[Dataset items]
┏━━
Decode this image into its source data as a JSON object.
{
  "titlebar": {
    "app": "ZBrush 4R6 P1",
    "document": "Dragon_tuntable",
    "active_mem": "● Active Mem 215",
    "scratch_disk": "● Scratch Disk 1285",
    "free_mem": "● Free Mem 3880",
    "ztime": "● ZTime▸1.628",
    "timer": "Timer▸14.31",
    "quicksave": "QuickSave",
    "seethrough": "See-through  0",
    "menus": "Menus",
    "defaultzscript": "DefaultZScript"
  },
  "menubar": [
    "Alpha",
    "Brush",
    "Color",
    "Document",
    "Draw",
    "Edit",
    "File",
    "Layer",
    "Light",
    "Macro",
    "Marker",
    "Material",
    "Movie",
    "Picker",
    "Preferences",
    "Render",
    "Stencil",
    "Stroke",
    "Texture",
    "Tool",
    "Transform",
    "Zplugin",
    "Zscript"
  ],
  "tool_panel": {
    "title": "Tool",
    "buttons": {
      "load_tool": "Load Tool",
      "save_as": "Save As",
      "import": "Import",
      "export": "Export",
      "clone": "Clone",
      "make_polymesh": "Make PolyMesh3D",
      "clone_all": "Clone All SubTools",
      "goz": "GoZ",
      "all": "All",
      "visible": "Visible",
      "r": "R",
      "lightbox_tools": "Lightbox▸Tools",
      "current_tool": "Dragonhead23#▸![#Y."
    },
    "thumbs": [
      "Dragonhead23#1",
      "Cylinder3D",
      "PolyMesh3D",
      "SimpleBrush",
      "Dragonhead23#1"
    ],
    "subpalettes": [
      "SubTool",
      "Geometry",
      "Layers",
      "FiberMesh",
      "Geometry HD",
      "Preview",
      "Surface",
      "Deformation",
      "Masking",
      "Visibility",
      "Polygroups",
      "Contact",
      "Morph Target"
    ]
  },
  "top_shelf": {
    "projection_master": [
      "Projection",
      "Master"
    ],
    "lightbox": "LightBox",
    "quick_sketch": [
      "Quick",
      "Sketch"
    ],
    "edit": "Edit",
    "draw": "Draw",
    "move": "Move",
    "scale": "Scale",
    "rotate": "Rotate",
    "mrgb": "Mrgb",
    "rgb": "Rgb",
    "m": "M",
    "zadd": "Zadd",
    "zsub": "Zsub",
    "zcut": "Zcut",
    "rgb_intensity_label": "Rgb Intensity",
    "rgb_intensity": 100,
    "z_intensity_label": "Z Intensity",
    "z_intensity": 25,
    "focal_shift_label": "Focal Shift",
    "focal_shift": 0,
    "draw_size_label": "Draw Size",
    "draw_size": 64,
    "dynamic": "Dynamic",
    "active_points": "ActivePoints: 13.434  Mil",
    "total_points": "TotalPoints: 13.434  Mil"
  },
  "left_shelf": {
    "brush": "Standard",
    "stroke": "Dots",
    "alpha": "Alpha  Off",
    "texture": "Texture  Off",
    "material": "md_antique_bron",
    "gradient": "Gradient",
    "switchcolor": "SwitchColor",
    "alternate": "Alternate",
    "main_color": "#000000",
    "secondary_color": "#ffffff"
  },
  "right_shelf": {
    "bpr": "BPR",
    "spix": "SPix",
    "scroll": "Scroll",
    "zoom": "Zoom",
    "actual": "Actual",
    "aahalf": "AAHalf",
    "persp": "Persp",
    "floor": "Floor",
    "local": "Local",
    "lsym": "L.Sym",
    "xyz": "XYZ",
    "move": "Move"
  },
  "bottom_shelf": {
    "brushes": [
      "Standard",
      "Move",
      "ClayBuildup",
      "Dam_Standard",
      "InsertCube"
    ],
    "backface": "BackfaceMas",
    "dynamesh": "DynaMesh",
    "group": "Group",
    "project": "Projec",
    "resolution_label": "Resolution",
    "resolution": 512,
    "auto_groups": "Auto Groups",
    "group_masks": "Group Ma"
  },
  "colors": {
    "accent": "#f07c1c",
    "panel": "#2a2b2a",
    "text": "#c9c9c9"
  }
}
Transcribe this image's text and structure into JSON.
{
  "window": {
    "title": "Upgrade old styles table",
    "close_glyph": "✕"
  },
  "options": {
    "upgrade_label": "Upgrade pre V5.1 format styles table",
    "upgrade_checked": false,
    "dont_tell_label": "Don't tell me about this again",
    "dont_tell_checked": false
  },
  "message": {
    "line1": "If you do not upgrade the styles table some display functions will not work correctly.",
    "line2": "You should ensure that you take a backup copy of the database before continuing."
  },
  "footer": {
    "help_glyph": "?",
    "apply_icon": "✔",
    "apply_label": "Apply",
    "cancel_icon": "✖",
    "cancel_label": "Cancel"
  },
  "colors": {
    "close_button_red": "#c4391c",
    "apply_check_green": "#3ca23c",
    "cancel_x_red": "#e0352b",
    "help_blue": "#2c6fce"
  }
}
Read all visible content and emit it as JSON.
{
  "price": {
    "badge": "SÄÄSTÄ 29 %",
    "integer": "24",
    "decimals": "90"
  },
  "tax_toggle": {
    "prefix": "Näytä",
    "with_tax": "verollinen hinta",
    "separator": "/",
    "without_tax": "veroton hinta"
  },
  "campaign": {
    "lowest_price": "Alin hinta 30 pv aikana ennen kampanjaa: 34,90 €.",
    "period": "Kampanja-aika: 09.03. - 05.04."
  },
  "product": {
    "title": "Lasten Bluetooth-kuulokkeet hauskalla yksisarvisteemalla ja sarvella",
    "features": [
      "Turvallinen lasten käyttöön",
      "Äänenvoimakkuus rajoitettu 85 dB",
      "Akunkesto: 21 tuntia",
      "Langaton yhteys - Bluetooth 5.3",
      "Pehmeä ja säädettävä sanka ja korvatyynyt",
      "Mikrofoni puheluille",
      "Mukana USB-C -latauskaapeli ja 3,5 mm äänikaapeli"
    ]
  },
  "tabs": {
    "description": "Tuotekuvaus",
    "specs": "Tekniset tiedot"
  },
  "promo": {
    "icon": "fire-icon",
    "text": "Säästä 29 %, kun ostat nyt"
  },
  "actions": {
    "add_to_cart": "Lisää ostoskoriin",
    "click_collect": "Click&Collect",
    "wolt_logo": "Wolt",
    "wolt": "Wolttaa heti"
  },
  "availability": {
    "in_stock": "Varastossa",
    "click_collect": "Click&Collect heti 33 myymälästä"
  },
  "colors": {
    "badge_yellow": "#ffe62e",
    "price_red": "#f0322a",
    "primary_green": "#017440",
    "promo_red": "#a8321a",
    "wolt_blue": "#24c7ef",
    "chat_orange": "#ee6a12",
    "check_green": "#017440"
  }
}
┗━━
Directive: Type the material above out again, exactly.

Answer below:
Decode this image into its source data as a JSON object.
{
  "titlebar": {
    "app": "ZBrush 4R6 P1",
    "document": "Dragon_tuntable",
    "active_mem": "● Active Mem 215",
    "scratch_disk": "● Scratch Disk 1285",
    "free_mem": "● Free Mem 3880",
    "ztime": "● ZTime▸1.628",
    "timer": "Timer▸14.31",
    "quicksave": "QuickSave",
    "seethrough": "See-through  0",
    "menus": "Menus",
    "defaultzscript": "DefaultZScript"
  },
  "menubar": [
    "Alpha",
    "Brush",
    "Color",
    "Document",
    "Draw",
    "Edit",
    "File",
    "Layer",
    "Light",
    "Macro",
    "Marker",
    "Material",
    "Movie",
    "Picker",
    "Preferences",
    "Render",
    "Stencil",
    "Stroke",
    "Texture",
    "Tool",
    "Transform",
    "Zplugin",
    "Zscript"
  ],
  "tool_panel": {
    "title": "Tool",
    "buttons": {
      "load_tool": "Load Tool",
      "save_as": "Save As",
      "import": "Import",
      "export": "Export",
      "clone": "Clone",
      "make_polymesh": "Make PolyMesh3D",
      "clone_all": "Clone All SubTools",
      "goz": "GoZ",
      "all": "All",
      "visible": "Visible",
      "r": "R",
      "lightbox_tools": "Lightbox▸Tools",
      "current_tool": "Dragonhead23#▸![#Y."
    },
    "thumbs": [
      "Dragonhead23#1",
      "Cylinder3D",
      "PolyMesh3D",
      "SimpleBrush",
      "Dragonhead23#1"
    ],
    "subpalettes": [
      "SubTool",
      "Geometry",
      "Layers",
      "FiberMesh",
      "Geometry HD",
      "Preview",
      "Surface",
      "Deformation",
      "Masking",
      "Visibility",
      "Polygroups",
      "Contact",
      "Morph Target"
    ]
  },
  "top_shelf": {
    "projection_master": [
      "Projection",
      "Master"
    ],
    "lightbox": "LightBox",
    "quick_sketch": [
      "Quick",
      "Sketch"
    ],
    "edit": "Edit",
    "draw": "Draw",
    "move": "Move",
    "scale": "Scale",
    "rotate": "Rotate",
    "mrgb": "Mrgb",
    "rgb": "Rgb",
    "m": "M",
    "zadd": "Zadd",
    "zsub": "Zsub",
    "zcut": "Zcut",
    "rgb_intensity_label": "Rgb Intensity",
    "rgb_intensity": 100,
    "z_intensity_label": "Z Intensity",
    "z_intensity": 25,
    "focal_shift_label": "Focal Shift",
    "focal_shift": 0,
    "draw_size_label": "Draw Size",
    "draw_size": 64,
    "dynamic": "Dynamic",
    "active_points": "ActivePoints: 13.434  Mil",
    "total_points": "TotalPoints: 13.434  Mil"
  },
  "left_shelf": {
    "brush": "Standard",
    "stroke": "Dots",
    "alpha": "Alpha  Off",
    "texture": "Texture  Off",
    "material": "md_antique_bron",
    "gradient": "Gradient",
    "switchcolor": "SwitchColor",
    "alternate": "Alternate",
    "main_color": "#000000",
    "secondary_color": "#ffffff"
  },
  "right_shelf": {
    "bpr": "BPR",
    "spix": "SPix",
    "scroll": "Scroll",
    "zoom": "Zoom",
    "actual": "Actual",
    "aahalf": "AAHalf",
    "persp": "Persp",
    "floor": "Floor",
    "local": "Local",
    "lsym": "L.Sym",
    "xyz": "XYZ",
    "move": "Move"
  },
  "bottom_shelf": {
    "brushes": [
      "Standard",
      "Move",
      "ClayBuildup",
      "Dam_Standard",
      "InsertCube"
    ],
    "backface": "BackfaceMas",
    "dynamesh": "DynaMesh",
    "group": "Group",
    "project": "Projec",
    "resolution_label": "Resolution",
    "resolution": 512,
    "auto_groups": "Auto Groups",
    "group_masks": "Group Ma"
  },
  "colors": {
    "accent": "#f07c1c",
    "panel": "#2a2b2a",
    "text": "#c9c9c9"
  }
}
Transcribe this image's text and structure into JSON.
{
  "window": {
    "title": "Upgrade old styles table",
    "close_glyph": "✕"
  },
  "options": {
    "upgrade_label": "Upgrade pre V5.1 format styles table",
    "upgrade_checked": false,
    "dont_tell_label": "Don't tell me about this again",
    "dont_tell_checked": false
  },
  "message": {
    "line1": "If you do not upgrade the styles table some display functions will not work correctly.",
    "line2": "You should ensure that you take a backup copy of the database before continuing."
  },
  "footer": {
    "help_glyph": "?",
    "apply_icon": "✔",
    "apply_label": "Apply",
    "cancel_icon": "✖",
    "cancel_label": "Cancel"
  },
  "colors": {
    "close_button_red": "#c4391c",
    "apply_check_green": "#3ca23c",
    "cancel_x_red": "#e0352b",
    "help_blue": "#2c6fce"
  }
}
Read all visible content and emit it as JSON.
{
  "price": {
    "badge": "SÄÄSTÄ 29 %",
    "integer": "24",
    "decimals": "90"
  },
  "tax_toggle": {
    "prefix": "Näytä",
    "with_tax": "verollinen hinta",
    "separator": "/",
    "without_tax": "veroton hinta"
  },
  "campaign": {
    "lowest_price": "Alin hinta 30 pv aikana ennen kampanjaa: 34,90 €.",
    "period": "Kampanja-aika: 09.03. - 05.04."
  },
  "product": {
    "title": "Lasten Bluetooth-kuulokkeet hauskalla yksisarvisteemalla ja sarvella",
    "features": [
      "Turvallinen lasten käyttöön",
      "Äänenvoimakkuus rajoitettu 85 dB",
      "Akunkesto: 21 tuntia",
      "Langaton yhteys - Bluetooth 5.3",
      "Pehmeä ja säädettävä sanka ja korvatyynyt",
      "Mikrofoni puheluille",
      "Mukana USB-C -latauskaapeli ja 3,5 mm äänikaapeli"
    ]
  },
  "tabs": {
    "description": "Tuotekuvaus",
    "specs": "Tekniset tiedot"
  },
  "promo": {
    "icon": "fire-icon",
    "text": "Säästä 29 %, kun ostat nyt"
  },
  "actions": {
    "add_to_cart": "Lisää ostoskoriin",
    "click_collect": "Click&Collect",
    "wolt_logo": "Wolt",
    "wolt": "Wolttaa heti"
  },
  "availability": {
    "in_stock": "Varastossa",
    "click_collect": "Click&Collect heti 33 myymälästä"
  },
  "colors": {
    "badge_yellow": "#ffe62e",
    "price_red": "#f0322a",
    "primary_green": "#017440",
    "promo_red": "#a8321a",
    "wolt_blue": "#24c7ef",
    "chat_orange": "#ee6a12",
    "check_green": "#017440"
  }
}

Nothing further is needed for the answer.